Exercise:
Extract all lines from the data beneath that include the word "position".

Figure dataset records:
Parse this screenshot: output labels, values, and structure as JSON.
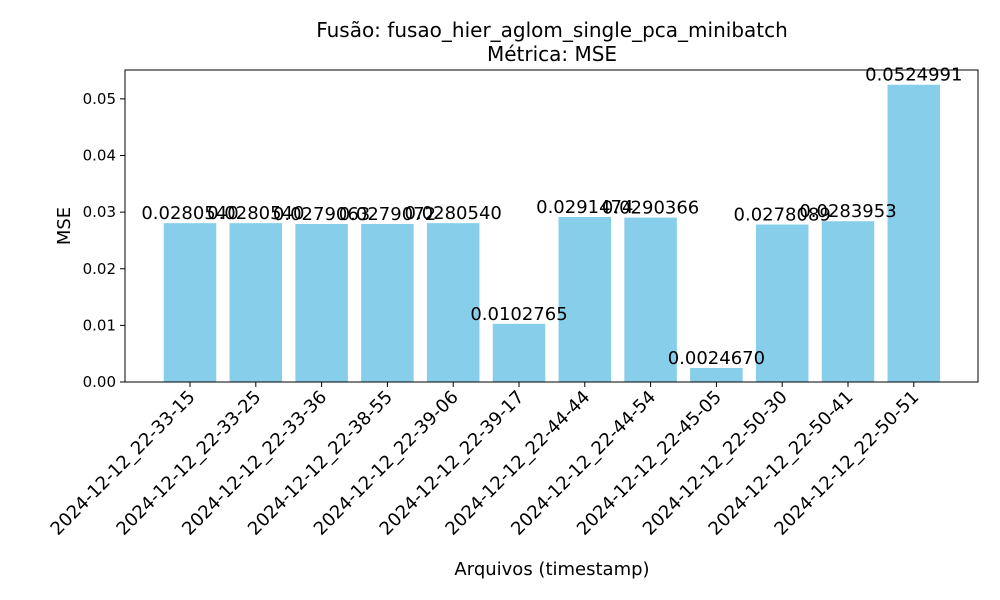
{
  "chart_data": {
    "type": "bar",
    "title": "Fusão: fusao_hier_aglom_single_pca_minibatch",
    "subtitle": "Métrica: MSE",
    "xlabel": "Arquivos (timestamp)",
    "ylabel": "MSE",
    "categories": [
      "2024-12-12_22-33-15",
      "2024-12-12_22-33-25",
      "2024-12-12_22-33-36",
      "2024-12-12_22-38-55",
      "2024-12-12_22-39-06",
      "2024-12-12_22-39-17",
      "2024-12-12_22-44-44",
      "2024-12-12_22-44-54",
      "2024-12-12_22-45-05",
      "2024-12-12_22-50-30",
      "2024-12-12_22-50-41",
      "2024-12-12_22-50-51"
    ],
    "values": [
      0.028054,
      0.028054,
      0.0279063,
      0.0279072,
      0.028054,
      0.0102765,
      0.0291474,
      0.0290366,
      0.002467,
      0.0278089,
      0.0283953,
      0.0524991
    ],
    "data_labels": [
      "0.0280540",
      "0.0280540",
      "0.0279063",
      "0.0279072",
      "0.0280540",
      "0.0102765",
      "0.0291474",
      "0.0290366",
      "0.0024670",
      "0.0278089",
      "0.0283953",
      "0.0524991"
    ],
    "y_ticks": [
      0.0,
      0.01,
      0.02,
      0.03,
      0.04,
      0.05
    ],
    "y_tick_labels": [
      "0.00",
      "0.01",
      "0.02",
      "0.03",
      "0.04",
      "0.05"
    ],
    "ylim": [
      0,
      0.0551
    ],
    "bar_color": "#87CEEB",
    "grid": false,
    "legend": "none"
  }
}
...
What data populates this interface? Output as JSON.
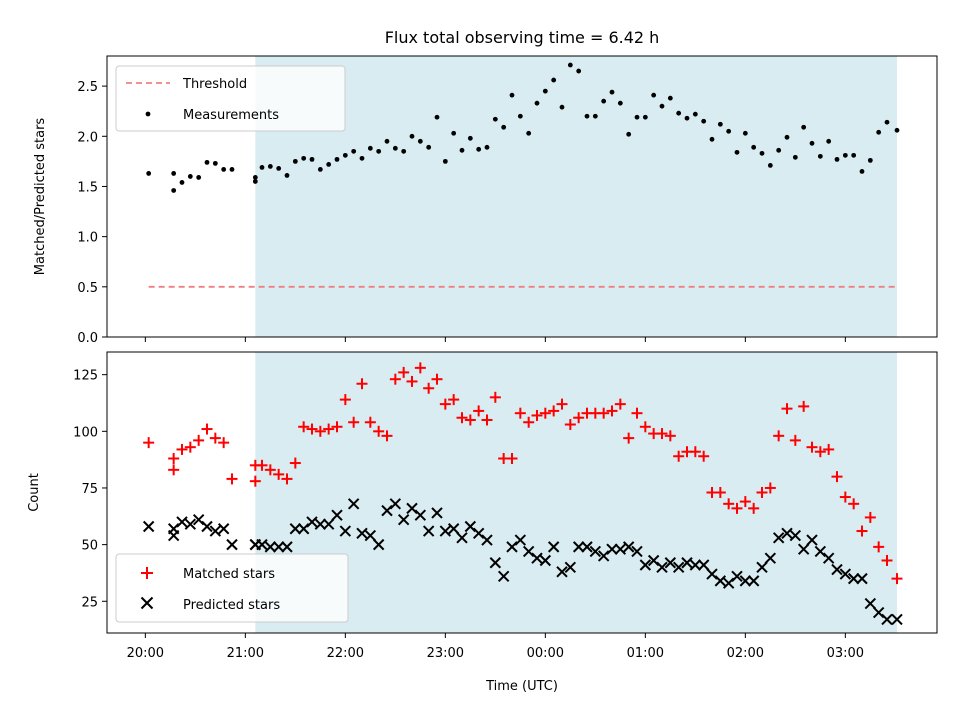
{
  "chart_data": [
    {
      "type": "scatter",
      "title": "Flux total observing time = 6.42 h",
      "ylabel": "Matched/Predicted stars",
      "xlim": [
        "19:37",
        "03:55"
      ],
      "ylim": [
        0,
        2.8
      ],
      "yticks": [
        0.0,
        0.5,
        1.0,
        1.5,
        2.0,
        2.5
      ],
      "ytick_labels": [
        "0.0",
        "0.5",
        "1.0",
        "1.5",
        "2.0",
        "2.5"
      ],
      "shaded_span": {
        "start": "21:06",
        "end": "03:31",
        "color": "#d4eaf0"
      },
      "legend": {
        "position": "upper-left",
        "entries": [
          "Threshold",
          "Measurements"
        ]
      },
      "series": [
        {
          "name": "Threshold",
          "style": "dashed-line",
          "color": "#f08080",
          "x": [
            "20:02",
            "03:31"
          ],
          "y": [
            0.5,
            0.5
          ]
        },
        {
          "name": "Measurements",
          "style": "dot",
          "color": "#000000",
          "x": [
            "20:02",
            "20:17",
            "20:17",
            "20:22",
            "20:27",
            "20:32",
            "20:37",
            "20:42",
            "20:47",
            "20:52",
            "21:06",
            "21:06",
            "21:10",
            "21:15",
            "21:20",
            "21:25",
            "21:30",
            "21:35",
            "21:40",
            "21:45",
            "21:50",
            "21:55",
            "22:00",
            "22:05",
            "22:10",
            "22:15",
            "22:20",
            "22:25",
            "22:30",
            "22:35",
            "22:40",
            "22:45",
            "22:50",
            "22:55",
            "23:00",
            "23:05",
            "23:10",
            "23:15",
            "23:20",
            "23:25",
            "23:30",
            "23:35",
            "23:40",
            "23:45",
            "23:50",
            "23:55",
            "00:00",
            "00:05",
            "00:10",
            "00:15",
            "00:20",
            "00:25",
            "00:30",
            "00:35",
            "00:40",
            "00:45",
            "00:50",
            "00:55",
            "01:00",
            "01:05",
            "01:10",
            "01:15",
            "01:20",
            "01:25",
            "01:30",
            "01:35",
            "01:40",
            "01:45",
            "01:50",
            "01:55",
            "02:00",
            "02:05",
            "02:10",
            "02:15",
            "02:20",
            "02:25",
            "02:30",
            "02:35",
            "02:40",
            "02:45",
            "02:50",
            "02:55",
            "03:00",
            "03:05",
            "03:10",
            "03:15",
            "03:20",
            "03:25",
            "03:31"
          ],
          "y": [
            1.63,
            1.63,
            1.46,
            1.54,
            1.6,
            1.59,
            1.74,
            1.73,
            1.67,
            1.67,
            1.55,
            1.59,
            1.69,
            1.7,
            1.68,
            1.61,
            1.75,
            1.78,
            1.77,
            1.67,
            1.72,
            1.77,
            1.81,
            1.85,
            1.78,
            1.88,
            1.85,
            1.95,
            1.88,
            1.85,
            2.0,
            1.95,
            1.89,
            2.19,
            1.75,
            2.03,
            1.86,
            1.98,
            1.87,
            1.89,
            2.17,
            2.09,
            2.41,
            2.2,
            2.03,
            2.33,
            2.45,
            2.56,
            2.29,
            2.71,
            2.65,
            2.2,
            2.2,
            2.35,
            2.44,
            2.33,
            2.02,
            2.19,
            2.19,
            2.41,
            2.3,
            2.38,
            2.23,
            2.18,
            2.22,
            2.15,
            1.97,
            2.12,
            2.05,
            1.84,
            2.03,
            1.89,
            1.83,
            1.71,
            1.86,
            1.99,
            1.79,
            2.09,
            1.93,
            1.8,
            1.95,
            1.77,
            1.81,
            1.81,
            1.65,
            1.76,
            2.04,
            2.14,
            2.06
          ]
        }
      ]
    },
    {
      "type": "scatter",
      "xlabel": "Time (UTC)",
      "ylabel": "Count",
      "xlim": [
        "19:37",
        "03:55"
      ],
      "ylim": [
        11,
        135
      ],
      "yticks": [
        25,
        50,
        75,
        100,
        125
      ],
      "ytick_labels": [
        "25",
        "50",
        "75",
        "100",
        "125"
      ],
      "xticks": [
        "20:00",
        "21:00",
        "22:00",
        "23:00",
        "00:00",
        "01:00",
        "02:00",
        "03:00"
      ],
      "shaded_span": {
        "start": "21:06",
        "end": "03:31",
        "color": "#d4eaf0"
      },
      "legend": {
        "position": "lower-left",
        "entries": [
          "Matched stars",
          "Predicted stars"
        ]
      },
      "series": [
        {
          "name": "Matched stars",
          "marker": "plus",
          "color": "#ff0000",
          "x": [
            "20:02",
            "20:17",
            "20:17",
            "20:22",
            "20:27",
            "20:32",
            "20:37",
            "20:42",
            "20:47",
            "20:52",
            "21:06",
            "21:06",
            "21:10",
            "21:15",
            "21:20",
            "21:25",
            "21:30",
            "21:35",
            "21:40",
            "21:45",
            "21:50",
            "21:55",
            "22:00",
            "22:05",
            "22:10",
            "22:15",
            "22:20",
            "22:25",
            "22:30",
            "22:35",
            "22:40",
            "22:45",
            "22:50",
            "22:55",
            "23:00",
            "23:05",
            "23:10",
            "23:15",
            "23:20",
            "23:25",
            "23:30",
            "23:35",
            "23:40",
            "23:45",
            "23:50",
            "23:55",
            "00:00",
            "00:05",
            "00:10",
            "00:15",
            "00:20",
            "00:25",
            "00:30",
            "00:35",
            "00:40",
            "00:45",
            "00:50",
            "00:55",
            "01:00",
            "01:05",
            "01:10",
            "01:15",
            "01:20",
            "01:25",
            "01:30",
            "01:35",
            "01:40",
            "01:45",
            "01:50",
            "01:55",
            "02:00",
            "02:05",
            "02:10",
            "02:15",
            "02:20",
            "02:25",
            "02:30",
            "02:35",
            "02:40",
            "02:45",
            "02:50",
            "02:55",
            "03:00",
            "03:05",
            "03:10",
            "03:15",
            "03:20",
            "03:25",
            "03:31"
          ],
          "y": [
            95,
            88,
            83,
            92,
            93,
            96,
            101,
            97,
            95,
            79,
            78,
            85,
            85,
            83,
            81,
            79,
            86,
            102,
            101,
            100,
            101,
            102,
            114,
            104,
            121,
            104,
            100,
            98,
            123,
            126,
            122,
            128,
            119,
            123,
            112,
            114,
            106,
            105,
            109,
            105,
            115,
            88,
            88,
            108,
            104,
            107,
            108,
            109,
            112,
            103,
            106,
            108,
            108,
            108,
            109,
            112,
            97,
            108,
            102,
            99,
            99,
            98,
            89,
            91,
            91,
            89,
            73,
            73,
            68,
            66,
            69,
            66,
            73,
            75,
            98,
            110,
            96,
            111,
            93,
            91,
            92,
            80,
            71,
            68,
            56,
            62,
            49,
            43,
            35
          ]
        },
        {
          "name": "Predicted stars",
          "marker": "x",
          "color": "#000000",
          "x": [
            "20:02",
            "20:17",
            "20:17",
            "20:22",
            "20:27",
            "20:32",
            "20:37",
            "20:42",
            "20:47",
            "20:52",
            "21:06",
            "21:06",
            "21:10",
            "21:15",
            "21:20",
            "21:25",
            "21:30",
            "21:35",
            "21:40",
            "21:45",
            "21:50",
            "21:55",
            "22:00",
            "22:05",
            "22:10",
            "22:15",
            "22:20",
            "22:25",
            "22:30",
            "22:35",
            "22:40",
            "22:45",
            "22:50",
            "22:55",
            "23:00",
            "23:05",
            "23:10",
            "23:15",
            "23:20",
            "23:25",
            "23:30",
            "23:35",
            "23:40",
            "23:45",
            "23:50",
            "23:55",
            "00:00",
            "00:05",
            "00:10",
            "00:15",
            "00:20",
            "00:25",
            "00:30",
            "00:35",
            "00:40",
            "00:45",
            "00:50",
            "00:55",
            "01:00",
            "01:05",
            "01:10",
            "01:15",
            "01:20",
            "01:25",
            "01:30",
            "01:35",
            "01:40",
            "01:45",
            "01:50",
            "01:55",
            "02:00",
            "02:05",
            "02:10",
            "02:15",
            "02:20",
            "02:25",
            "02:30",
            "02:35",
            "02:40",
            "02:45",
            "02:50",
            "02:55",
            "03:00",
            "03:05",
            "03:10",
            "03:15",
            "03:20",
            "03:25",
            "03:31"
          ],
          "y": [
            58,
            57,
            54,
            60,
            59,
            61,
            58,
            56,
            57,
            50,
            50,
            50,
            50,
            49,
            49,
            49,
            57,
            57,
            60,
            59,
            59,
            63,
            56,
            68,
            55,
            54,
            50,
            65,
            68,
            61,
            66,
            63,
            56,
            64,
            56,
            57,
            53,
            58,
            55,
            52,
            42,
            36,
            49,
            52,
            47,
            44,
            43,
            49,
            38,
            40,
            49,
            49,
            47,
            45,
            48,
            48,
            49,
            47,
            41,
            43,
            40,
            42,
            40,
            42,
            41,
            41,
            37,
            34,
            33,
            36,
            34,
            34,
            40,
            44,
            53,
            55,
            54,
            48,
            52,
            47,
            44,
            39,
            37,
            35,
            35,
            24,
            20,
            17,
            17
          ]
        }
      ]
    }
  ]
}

Solved exercise:
        "position": "upper-left",
        "position": "lower-left",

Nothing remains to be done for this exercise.